— OBJECTIVE —
Images are not part of the copy; transcribe all the data exactly.
────────────────────
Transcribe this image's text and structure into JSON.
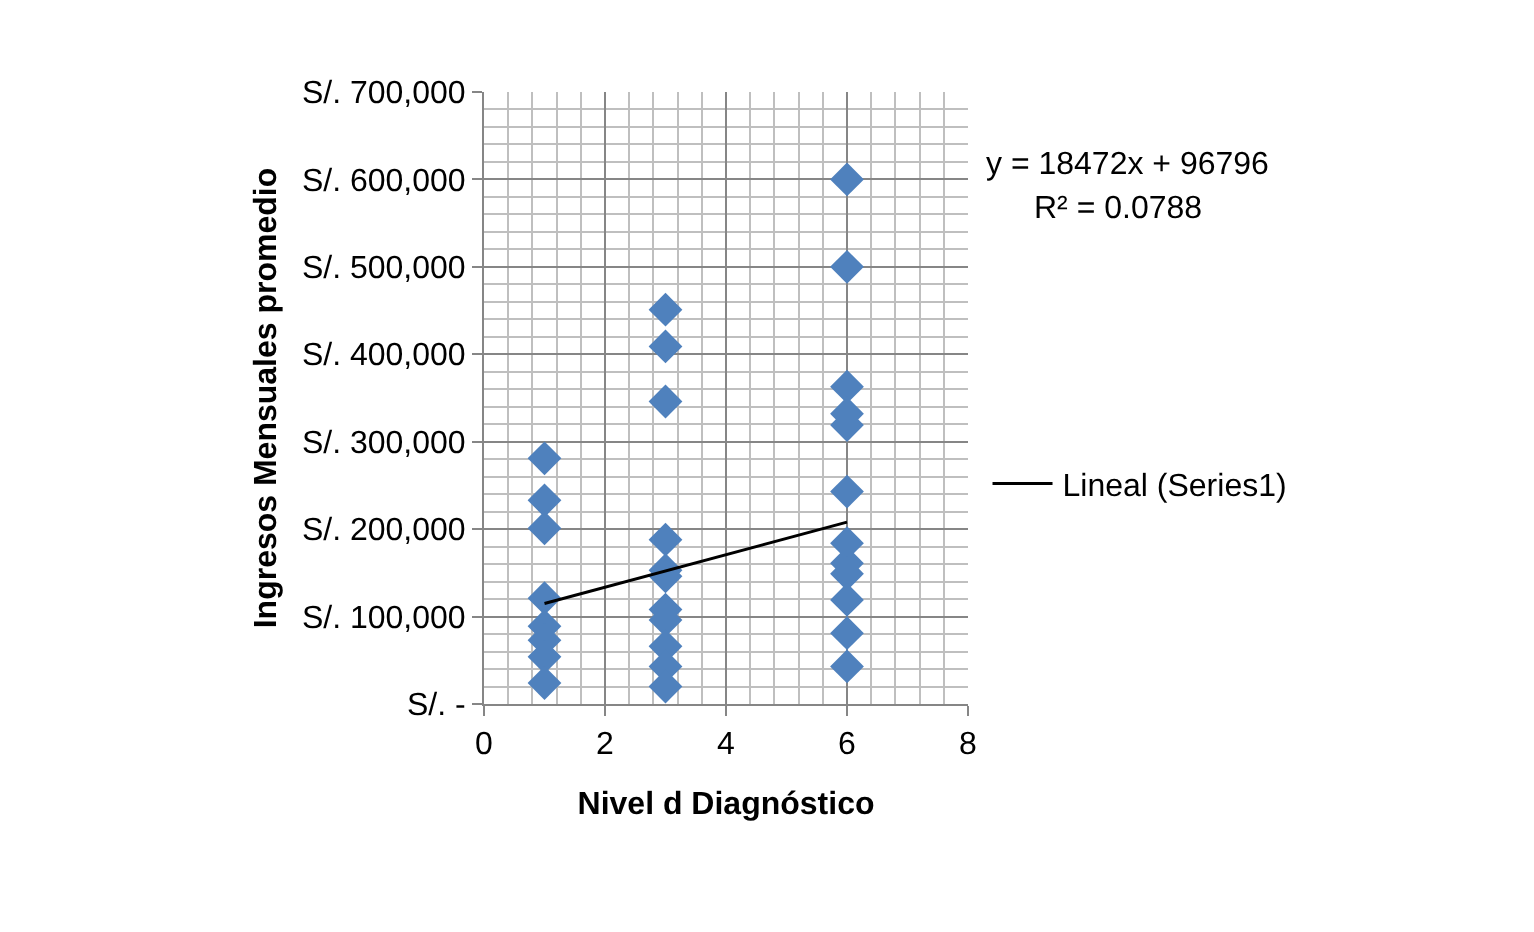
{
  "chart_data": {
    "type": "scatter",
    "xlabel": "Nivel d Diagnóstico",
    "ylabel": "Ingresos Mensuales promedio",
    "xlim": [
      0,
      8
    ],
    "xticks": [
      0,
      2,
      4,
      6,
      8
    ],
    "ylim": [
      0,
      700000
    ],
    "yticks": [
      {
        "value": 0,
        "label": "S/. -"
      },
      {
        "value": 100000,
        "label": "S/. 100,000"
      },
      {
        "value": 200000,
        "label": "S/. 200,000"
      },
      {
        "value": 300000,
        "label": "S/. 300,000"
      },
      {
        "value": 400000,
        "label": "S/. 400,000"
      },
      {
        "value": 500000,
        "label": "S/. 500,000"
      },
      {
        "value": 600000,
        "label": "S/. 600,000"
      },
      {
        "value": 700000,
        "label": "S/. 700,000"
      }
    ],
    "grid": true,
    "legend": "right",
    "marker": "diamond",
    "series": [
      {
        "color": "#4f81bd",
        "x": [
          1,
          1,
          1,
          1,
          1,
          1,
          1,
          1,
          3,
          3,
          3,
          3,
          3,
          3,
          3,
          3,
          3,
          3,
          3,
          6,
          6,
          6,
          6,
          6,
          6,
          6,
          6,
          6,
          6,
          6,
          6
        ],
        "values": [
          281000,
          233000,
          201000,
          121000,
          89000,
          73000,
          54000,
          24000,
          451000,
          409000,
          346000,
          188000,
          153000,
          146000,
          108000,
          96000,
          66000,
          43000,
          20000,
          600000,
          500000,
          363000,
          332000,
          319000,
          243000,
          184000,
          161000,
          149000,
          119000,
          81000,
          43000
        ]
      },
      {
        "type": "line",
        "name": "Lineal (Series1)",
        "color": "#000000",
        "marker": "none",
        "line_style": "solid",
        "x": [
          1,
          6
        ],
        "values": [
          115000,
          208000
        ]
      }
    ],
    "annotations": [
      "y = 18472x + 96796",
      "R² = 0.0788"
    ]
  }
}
────────────────────
— RESULT —
Transcribe this image's text and structure into JSON.
{
  "chart_data": {
    "type": "scatter",
    "xlabel": "Nivel d Diagnóstico",
    "ylabel": "Ingresos Mensuales promedio",
    "xlim": [
      0,
      8
    ],
    "xticks": [
      0,
      2,
      4,
      6,
      8
    ],
    "ylim": [
      0,
      700000
    ],
    "yticks": [
      {
        "value": 0,
        "label": "S/. -"
      },
      {
        "value": 100000,
        "label": "S/. 100,000"
      },
      {
        "value": 200000,
        "label": "S/. 200,000"
      },
      {
        "value": 300000,
        "label": "S/. 300,000"
      },
      {
        "value": 400000,
        "label": "S/. 400,000"
      },
      {
        "value": 500000,
        "label": "S/. 500,000"
      },
      {
        "value": 600000,
        "label": "S/. 600,000"
      },
      {
        "value": 700000,
        "label": "S/. 700,000"
      }
    ],
    "grid": true,
    "legend": "right",
    "marker": "diamond",
    "series": [
      {
        "color": "#4f81bd",
        "x": [
          1,
          1,
          1,
          1,
          1,
          1,
          1,
          1,
          3,
          3,
          3,
          3,
          3,
          3,
          3,
          3,
          3,
          3,
          3,
          6,
          6,
          6,
          6,
          6,
          6,
          6,
          6,
          6,
          6,
          6,
          6
        ],
        "values": [
          281000,
          233000,
          201000,
          121000,
          89000,
          73000,
          54000,
          24000,
          451000,
          409000,
          346000,
          188000,
          153000,
          146000,
          108000,
          96000,
          66000,
          43000,
          20000,
          600000,
          500000,
          363000,
          332000,
          319000,
          243000,
          184000,
          161000,
          149000,
          119000,
          81000,
          43000
        ]
      },
      {
        "type": "line",
        "name": "Lineal (Series1)",
        "color": "#000000",
        "marker": "none",
        "line_style": "solid",
        "x": [
          1,
          6
        ],
        "values": [
          115000,
          208000
        ]
      }
    ],
    "annotations": [
      "y = 18472x + 96796",
      "R² = 0.0788"
    ]
  }
}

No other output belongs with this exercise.